- **Extracted information**
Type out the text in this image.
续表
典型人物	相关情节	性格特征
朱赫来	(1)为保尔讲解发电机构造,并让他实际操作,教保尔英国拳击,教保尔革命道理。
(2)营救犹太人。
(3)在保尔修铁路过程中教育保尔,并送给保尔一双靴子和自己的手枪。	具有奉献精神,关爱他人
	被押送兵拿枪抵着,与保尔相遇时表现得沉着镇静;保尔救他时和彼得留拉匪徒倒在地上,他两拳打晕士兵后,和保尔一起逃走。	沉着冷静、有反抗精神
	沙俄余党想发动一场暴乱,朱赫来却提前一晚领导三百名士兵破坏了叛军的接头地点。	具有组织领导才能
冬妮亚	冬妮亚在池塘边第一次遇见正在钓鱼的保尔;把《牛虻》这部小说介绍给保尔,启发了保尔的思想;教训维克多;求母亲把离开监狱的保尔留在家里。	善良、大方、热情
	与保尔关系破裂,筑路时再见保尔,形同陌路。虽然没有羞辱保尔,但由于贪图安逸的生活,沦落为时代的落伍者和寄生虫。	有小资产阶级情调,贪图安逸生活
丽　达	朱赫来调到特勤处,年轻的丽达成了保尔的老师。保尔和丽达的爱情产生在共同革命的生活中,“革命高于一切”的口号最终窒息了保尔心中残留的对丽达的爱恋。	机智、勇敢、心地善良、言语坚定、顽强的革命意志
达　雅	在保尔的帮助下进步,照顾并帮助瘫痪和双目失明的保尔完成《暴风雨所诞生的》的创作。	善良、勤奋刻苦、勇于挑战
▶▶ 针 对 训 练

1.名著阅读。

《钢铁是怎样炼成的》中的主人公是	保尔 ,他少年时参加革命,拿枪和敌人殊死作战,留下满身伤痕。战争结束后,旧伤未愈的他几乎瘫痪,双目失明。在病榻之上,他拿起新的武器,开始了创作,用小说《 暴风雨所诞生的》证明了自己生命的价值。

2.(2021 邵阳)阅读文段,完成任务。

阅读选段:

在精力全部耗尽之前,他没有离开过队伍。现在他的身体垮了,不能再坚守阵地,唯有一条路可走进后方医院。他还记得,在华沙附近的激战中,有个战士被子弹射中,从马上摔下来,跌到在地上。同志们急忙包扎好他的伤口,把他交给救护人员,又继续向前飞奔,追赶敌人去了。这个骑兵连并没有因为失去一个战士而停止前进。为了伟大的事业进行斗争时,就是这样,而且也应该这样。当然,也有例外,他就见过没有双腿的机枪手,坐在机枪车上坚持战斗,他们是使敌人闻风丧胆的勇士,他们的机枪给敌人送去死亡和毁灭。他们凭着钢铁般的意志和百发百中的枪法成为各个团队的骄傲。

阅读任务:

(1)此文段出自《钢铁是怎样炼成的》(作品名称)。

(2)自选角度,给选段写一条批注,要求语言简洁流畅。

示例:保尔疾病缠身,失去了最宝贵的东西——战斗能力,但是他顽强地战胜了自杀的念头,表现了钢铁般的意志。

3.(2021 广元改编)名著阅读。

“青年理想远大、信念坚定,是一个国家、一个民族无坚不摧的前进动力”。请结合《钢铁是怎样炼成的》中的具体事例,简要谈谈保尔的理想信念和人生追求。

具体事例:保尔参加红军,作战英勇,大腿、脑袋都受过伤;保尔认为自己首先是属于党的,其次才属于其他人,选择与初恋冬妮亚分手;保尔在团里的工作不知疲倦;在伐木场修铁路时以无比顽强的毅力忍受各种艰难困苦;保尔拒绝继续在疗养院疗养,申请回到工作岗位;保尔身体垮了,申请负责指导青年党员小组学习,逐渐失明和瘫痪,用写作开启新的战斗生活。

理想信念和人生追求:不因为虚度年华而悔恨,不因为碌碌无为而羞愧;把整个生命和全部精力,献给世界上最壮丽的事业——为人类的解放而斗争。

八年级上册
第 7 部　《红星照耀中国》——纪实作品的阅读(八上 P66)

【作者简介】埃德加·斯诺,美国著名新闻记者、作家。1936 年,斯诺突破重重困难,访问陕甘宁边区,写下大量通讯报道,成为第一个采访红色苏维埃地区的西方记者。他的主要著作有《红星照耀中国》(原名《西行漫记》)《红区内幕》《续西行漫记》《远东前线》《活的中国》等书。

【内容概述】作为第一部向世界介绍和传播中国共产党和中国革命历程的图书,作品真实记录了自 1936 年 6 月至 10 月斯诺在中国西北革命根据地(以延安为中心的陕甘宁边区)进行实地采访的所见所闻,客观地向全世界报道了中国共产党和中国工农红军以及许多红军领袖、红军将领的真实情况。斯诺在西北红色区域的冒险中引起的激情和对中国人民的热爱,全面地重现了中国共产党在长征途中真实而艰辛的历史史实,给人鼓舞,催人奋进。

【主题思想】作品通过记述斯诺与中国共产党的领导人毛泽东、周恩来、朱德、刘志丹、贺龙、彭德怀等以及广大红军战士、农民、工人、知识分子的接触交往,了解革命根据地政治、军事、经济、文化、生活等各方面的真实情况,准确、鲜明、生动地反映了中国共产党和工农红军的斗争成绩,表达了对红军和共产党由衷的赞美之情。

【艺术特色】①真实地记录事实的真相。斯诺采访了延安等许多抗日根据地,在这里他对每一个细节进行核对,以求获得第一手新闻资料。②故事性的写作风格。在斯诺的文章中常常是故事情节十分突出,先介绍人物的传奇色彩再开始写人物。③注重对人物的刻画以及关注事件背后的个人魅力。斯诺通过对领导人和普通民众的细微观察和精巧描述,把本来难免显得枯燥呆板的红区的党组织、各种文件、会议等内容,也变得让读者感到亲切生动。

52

- **Exercise**
Produce an exact copy of all the records.

- **Solution below**
Type out the text in this image.
续表
典型人物	相关情节	性格特征
朱赫来	(1)为保尔讲解发电机构造,并让他实际操作,教保尔英国拳击,教保尔革命道理。
(2)营救犹太人。
(3)在保尔修铁路过程中教育保尔,并送给保尔一双靴子和自己的手枪。	具有奉献精神,关爱他人
	被押送兵拿枪抵着,与保尔相遇时表现得沉着镇静;保尔救他时和彼得留拉匪徒倒在地上,他两拳打晕士兵后,和保尔一起逃走。	沉着冷静、有反抗精神
	沙俄余党想发动一场暴乱,朱赫来却提前一晚领导三百名士兵破坏了叛军的接头地点。	具有组织领导才能
冬妮亚	冬妮亚在池塘边第一次遇见正在钓鱼的保尔;把《牛虻》这部小说介绍给保尔,启发了保尔的思想;教训维克多;求母亲把离开监狱的保尔留在家里。	善良、大方、热情
	与保尔关系破裂,筑路时再见保尔,形同陌路。虽然没有羞辱保尔,但由于贪图安逸的生活,沦落为时代的落伍者和寄生虫。	有小资产阶级情调,贪图安逸生活
丽　达	朱赫来调到特勤处,年轻的丽达成了保尔的老师。保尔和丽达的爱情产生在共同革命的生活中,“革命高于一切”的口号最终窒息了保尔心中残留的对丽达的爱恋。	机智、勇敢、心地善良、言语坚定、顽强的革命意志
达　雅	在保尔的帮助下进步,照顾并帮助瘫痪和双目失明的保尔完成《暴风雨所诞生的》的创作。	善良、勤奋刻苦、勇于挑战
▶▶ 针 对 训 练

1.名著阅读。

《钢铁是怎样炼成的》中的主人公是	保尔 ,他少年时参加革命,拿枪和敌人殊死作战,留下满身伤痕。战争结束后,旧伤未愈的他几乎瘫痪,双目失明。在病榻之上,他拿起新的武器,开始了创作,用小说《 暴风雨所诞生的》证明了自己生命的价值。

2.(2021 邵阳)阅读文段,完成任务。

阅读选段:

在精力全部耗尽之前,他没有离开过队伍。现在他的身体垮了,不能再坚守阵地,唯有一条路可走进后方医院。他还记得,在华沙附近的激战中,有个战士被子弹射中,从马上摔下来,跌到在地上。同志们急忙包扎好他的伤口,把他交给救护人员,又继续向前飞奔,追赶敌人去了。这个骑兵连并没有因为失去一个战士而停止前进。为了伟大的事业进行斗争时,就是这样,而且也应该这样。当然,也有例外,他就见过没有双腿的机枪手,坐在机枪车上坚持战斗,他们是使敌人闻风丧胆的勇士,他们的机枪给敌人送去死亡和毁灭。他们凭着钢铁般的意志和百发百中的枪法成为各个团队的骄傲。

阅读任务:

(1)此文段出自《钢铁是怎样炼成的》(作品名称)。

(2)自选角度,给选段写一条批注,要求语言简洁流畅。

示例:保尔疾病缠身,失去了最宝贵的东西——战斗能力,但是他顽强地战胜了自杀的念头,表现了钢铁般的意志。

3.(2021 广元改编)名著阅读。

“青年理想远大、信念坚定,是一个国家、一个民族无坚不摧的前进动力”。请结合《钢铁是怎样炼成的》中的具体事例,简要谈谈保尔的理想信念和人生追求。

具体事例:保尔参加红军,作战英勇,大腿、脑袋都受过伤;保尔认为自己首先是属于党的,其次才属于其他人,选择与初恋冬妮亚分手;保尔在团里的工作不知疲倦;在伐木场修铁路时以无比顽强的毅力忍受各种艰难困苦;保尔拒绝继续在疗养院疗养,申请回到工作岗位;保尔身体垮了,申请负责指导青年党员小组学习,逐渐失明和瘫痪,用写作开启新的战斗生活。

理想信念和人生追求:不因为虚度年华而悔恨,不因为碌碌无为而羞愧;把整个生命和全部精力,献给世界上最壮丽的事业——为人类的解放而斗争。

八年级上册
第 7 部　《红星照耀中国》——纪实作品的阅读(八上 P66)

【作者简介】埃德加·斯诺,美国著名新闻记者、作家。1936 年,斯诺突破重重困难,访问陕甘宁边区,写下大量通讯报道,成为第一个采访红色苏维埃地区的西方记者。他的主要著作有《红星照耀中国》(原名《西行漫记》)《红区内幕》《续西行漫记》《远东前线》《活的中国》等书。

【内容概述】作为第一部向世界介绍和传播中国共产党和中国革命历程的图书,作品真实记录了自 1936 年 6 月至 10 月斯诺在中国西北革命根据地(以延安为中心的陕甘宁边区)进行实地采访的所见所闻,客观地向全世界报道了中国共产党和中国工农红军以及许多红军领袖、红军将领的真实情况。斯诺在西北红色区域的冒险中引起的激情和对中国人民的热爱,全面地重现了中国共产党在长征途中真实而艰辛的历史史实,给人鼓舞,催人奋进。

【主题思想】作品通过记述斯诺与中国共产党的领导人毛泽东、周恩来、朱德、刘志丹、贺龙、彭德怀等以及广大红军战士、农民、工人、知识分子的接触交往,了解革命根据地政治、军事、经济、文化、生活等各方面的真实情况,准确、鲜明、生动地反映了中国共产党和工农红军的斗争成绩,表达了对红军和共产党由衷的赞美之情。

【艺术特色】①真实地记录事实的真相。斯诺采访了延安等许多抗日根据地,在这里他对每一个细节进行核对,以求获得第一手新闻资料。②故事性的写作风格。在斯诺的文章中常常是故事情节十分突出,先介绍人物的传奇色彩再开始写人物。③注重对人物的刻画以及关注事件背后的个人魅力。斯诺通过对领导人和普通民众的细微观察和精巧描述,把本来难免显得枯燥呆板的红区的党组织、各种文件、会议等内容,也变得让读者感到亲切生动。

52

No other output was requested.